**INFORMATION SUPPLIED:**
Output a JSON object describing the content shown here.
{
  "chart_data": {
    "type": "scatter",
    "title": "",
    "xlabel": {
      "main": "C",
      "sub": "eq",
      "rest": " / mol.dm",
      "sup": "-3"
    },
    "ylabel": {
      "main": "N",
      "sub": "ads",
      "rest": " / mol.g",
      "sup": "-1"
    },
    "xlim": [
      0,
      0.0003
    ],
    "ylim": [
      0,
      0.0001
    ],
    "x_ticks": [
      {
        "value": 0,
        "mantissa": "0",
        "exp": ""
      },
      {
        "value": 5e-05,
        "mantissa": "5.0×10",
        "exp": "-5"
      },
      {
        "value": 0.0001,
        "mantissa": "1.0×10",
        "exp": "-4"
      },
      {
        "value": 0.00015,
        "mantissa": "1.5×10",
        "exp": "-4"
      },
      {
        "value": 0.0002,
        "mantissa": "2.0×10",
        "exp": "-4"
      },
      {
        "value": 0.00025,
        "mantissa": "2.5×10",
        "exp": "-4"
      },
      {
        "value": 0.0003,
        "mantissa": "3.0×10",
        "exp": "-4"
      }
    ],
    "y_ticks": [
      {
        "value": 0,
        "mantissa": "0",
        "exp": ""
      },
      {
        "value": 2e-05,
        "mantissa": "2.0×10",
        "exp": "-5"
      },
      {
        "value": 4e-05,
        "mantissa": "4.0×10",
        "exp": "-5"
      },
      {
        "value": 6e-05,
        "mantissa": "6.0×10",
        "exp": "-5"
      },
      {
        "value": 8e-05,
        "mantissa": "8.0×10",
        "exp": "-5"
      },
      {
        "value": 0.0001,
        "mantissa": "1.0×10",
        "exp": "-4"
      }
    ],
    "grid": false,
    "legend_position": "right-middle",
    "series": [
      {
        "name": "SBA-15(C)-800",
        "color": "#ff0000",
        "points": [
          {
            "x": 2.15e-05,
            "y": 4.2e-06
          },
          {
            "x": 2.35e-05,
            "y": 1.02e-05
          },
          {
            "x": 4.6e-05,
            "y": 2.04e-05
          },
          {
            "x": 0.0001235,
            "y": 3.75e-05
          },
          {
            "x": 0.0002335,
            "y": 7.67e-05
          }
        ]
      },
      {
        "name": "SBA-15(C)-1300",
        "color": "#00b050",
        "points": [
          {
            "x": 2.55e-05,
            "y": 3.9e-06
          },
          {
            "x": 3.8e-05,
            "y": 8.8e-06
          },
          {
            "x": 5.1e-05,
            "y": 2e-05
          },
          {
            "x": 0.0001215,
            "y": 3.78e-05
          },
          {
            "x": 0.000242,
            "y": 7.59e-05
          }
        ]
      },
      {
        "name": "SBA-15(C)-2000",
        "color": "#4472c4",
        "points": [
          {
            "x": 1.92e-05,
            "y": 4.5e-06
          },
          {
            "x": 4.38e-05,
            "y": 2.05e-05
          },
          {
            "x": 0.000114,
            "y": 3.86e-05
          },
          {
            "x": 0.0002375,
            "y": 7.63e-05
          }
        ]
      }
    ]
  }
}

**STATED TASK:** Return the entries above exactly, each one complete.

**ANSWER TO THIS PROBLEM:**
Output a JSON object describing the content shown here.
{
  "chart_data": {
    "type": "scatter",
    "title": "",
    "xlabel": {
      "main": "C",
      "sub": "eq",
      "rest": " / mol.dm",
      "sup": "-3"
    },
    "ylabel": {
      "main": "N",
      "sub": "ads",
      "rest": " / mol.g",
      "sup": "-1"
    },
    "xlim": [
      0,
      0.0003
    ],
    "ylim": [
      0,
      0.0001
    ],
    "x_ticks": [
      {
        "value": 0,
        "mantissa": "0",
        "exp": ""
      },
      {
        "value": 5e-05,
        "mantissa": "5.0×10",
        "exp": "-5"
      },
      {
        "value": 0.0001,
        "mantissa": "1.0×10",
        "exp": "-4"
      },
      {
        "value": 0.00015,
        "mantissa": "1.5×10",
        "exp": "-4"
      },
      {
        "value": 0.0002,
        "mantissa": "2.0×10",
        "exp": "-4"
      },
      {
        "value": 0.00025,
        "mantissa": "2.5×10",
        "exp": "-4"
      },
      {
        "value": 0.0003,
        "mantissa": "3.0×10",
        "exp": "-4"
      }
    ],
    "y_ticks": [
      {
        "value": 0,
        "mantissa": "0",
        "exp": ""
      },
      {
        "value": 2e-05,
        "mantissa": "2.0×10",
        "exp": "-5"
      },
      {
        "value": 4e-05,
        "mantissa": "4.0×10",
        "exp": "-5"
      },
      {
        "value": 6e-05,
        "mantissa": "6.0×10",
        "exp": "-5"
      },
      {
        "value": 8e-05,
        "mantissa": "8.0×10",
        "exp": "-5"
      },
      {
        "value": 0.0001,
        "mantissa": "1.0×10",
        "exp": "-4"
      }
    ],
    "grid": false,
    "legend_position": "right-middle",
    "series": [
      {
        "name": "SBA-15(C)-800",
        "color": "#ff0000",
        "points": [
          {
            "x": 2.15e-05,
            "y": 4.2e-06
          },
          {
            "x": 2.35e-05,
            "y": 1.02e-05
          },
          {
            "x": 4.6e-05,
            "y": 2.04e-05
          },
          {
            "x": 0.0001235,
            "y": 3.75e-05
          },
          {
            "x": 0.0002335,
            "y": 7.67e-05
          }
        ]
      },
      {
        "name": "SBA-15(C)-1300",
        "color": "#00b050",
        "points": [
          {
            "x": 2.55e-05,
            "y": 3.9e-06
          },
          {
            "x": 3.8e-05,
            "y": 8.8e-06
          },
          {
            "x": 5.1e-05,
            "y": 2e-05
          },
          {
            "x": 0.0001215,
            "y": 3.78e-05
          },
          {
            "x": 0.000242,
            "y": 7.59e-05
          }
        ]
      },
      {
        "name": "SBA-15(C)-2000",
        "color": "#4472c4",
        "points": [
          {
            "x": 1.92e-05,
            "y": 4.5e-06
          },
          {
            "x": 4.38e-05,
            "y": 2.05e-05
          },
          {
            "x": 0.000114,
            "y": 3.86e-05
          },
          {
            "x": 0.0002375,
            "y": 7.63e-05
          }
        ]
      }
    ]
  }
}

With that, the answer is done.